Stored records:
☆ ☆ ☆ ☆ ☆ ☆ ☆
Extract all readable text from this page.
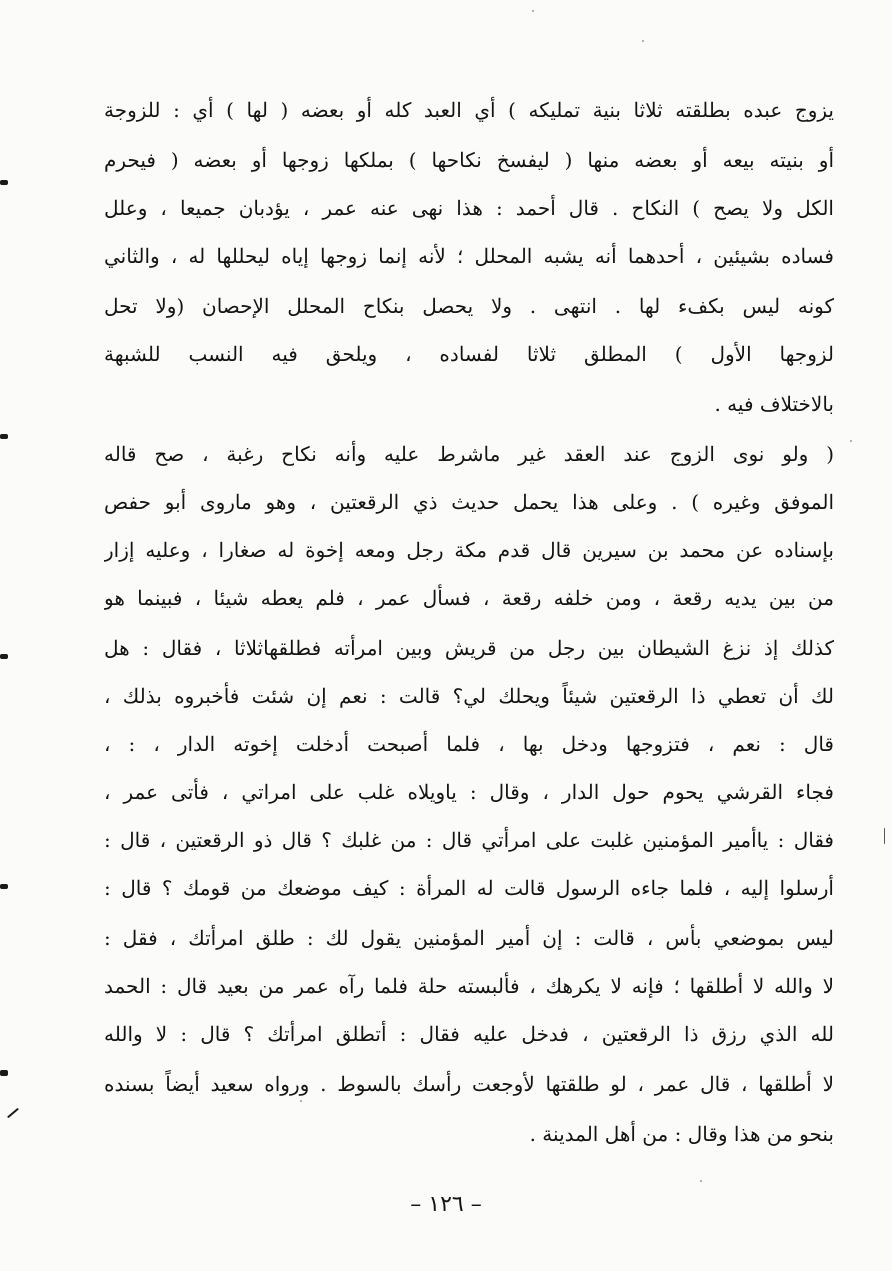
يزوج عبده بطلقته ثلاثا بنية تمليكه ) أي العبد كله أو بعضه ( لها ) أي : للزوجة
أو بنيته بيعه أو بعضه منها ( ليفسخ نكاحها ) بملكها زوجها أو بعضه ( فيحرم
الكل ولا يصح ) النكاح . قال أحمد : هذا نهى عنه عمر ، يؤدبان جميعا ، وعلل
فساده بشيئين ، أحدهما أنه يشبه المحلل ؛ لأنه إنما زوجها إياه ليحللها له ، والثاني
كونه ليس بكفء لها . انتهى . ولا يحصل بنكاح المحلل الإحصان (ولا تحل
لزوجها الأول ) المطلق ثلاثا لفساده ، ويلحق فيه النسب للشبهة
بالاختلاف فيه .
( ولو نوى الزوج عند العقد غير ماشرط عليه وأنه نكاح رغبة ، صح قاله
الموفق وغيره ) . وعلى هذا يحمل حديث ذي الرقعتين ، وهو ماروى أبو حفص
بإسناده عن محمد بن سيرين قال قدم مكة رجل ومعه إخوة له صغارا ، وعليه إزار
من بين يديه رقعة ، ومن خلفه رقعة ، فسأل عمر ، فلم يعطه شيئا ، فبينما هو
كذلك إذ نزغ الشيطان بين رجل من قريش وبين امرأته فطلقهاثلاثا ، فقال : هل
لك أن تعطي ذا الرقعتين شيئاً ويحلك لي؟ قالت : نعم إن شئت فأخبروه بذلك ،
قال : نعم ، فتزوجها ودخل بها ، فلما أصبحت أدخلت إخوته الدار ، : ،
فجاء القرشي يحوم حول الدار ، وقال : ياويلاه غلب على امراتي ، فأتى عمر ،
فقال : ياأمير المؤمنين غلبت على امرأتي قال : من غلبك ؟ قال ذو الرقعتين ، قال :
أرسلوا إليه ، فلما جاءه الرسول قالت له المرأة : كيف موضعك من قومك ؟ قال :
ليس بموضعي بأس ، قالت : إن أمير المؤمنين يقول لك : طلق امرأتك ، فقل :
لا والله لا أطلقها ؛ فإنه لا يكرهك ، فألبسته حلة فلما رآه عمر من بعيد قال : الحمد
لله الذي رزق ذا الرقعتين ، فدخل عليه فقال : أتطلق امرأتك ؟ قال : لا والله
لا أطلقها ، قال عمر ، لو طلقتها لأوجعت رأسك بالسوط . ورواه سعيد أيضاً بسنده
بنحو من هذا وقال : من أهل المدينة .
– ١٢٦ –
☆ ☆ ☆ ☆ ☆ ☆ ☆
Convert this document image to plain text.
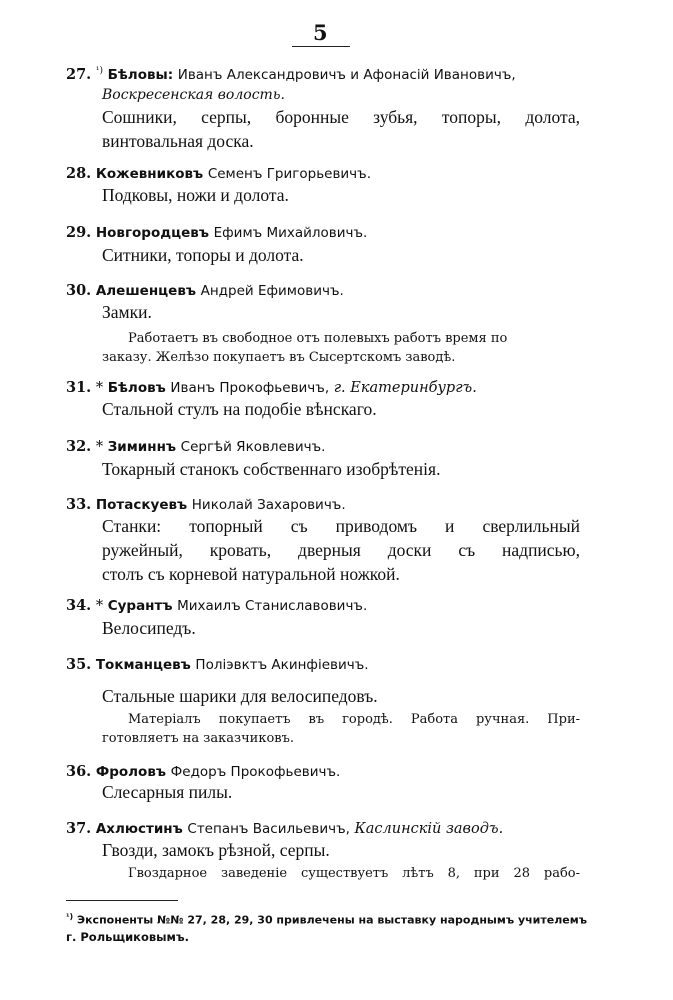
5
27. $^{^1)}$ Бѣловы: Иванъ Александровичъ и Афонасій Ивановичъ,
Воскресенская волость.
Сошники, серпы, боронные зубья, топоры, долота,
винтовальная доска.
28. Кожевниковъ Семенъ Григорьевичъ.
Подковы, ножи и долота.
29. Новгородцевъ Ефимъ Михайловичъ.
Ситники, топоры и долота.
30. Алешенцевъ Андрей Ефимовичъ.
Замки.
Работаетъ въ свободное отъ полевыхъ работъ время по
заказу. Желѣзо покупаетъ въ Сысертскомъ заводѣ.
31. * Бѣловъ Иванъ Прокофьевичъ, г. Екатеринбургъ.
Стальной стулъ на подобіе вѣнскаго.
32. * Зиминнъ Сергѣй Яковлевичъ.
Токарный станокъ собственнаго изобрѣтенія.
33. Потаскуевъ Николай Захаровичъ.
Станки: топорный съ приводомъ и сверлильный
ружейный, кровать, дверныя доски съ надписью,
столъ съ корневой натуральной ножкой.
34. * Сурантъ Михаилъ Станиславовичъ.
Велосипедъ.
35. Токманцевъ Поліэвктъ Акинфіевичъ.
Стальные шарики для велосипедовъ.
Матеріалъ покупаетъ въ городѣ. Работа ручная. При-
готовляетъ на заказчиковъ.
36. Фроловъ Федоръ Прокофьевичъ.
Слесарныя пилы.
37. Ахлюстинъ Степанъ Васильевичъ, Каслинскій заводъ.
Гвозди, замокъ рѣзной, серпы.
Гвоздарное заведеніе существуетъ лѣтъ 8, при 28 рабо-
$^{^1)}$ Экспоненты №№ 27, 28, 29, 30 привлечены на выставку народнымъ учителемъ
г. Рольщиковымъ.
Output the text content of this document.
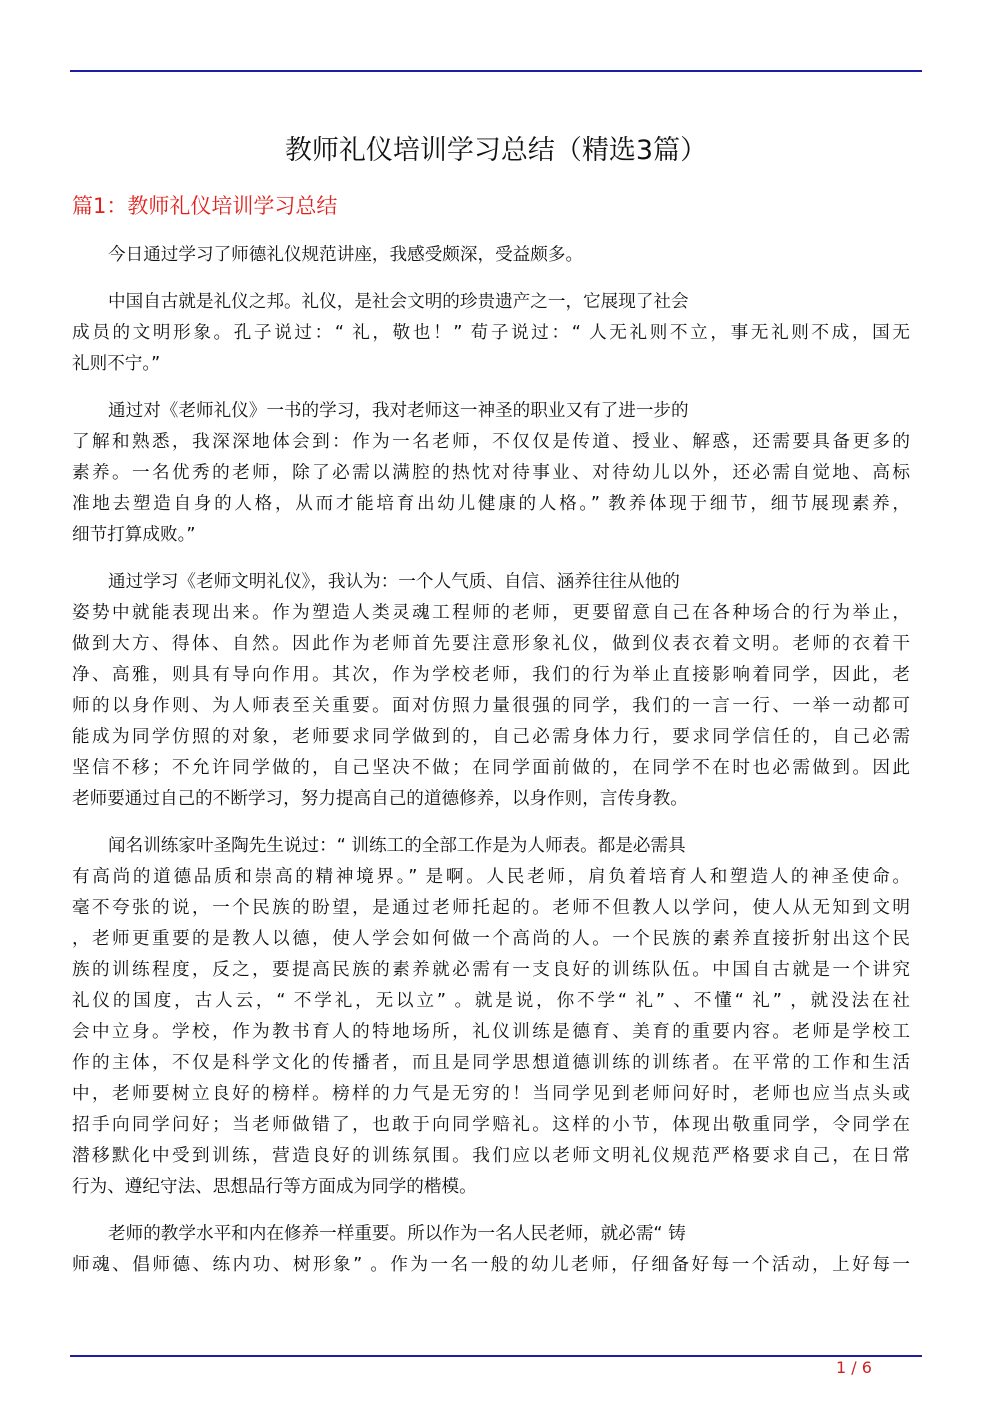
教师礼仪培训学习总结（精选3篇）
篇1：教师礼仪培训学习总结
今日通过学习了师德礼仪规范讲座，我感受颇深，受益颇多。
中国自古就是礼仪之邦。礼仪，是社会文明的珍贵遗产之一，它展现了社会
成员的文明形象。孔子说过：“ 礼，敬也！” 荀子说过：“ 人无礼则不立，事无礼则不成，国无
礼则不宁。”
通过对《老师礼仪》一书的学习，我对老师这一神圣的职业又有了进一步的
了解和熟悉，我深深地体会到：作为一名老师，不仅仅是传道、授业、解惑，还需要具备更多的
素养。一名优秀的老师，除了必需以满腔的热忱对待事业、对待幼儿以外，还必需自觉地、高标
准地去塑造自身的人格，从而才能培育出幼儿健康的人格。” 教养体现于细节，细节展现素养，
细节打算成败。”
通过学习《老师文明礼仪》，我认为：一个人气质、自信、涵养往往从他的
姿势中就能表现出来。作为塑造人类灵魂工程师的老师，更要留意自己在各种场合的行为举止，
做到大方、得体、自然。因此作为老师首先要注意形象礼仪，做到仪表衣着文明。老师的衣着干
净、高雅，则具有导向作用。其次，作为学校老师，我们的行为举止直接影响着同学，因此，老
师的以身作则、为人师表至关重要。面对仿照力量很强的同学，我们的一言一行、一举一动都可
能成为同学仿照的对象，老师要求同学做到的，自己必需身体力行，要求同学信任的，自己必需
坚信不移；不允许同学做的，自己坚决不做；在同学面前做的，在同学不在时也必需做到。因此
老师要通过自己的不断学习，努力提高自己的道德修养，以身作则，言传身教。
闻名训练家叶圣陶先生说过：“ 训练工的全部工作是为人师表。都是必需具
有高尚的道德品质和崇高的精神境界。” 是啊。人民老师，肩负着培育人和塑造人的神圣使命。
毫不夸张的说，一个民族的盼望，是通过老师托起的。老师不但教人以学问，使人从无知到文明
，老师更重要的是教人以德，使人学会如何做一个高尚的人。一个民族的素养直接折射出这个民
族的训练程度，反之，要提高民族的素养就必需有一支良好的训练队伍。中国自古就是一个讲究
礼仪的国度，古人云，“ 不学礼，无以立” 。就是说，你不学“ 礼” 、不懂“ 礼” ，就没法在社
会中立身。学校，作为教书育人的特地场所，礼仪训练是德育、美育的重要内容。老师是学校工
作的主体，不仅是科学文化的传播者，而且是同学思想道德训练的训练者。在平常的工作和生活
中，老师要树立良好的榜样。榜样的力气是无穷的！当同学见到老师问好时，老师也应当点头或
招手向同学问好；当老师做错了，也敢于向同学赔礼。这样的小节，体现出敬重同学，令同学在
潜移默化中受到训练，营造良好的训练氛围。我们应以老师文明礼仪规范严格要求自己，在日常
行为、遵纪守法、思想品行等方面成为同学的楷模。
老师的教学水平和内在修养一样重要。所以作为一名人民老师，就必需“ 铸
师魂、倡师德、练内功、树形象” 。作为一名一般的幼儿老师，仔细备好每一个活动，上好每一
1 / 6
☆ ☆ ☆ ☆ ☆ ☆ ☆
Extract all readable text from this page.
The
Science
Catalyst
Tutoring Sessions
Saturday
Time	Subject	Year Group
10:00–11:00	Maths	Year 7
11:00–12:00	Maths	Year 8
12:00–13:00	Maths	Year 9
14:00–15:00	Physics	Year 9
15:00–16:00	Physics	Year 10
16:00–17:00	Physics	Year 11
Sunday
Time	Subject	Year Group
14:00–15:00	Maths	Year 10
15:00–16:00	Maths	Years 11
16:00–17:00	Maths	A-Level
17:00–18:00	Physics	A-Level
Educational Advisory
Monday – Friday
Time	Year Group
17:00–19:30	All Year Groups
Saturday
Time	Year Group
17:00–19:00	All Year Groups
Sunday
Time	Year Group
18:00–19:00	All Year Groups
☆ ☆ ☆ ☆ ☆ ☆ ☆
__WHAT IS REQUIRED__.
Make a list of all lines in the data that contain "text".

__ANSWER FOR THE TASK__.
Extract all readable text from this page.
Convert this document image to plain text.
Output the text content of this document.
Extract all readable text from this page.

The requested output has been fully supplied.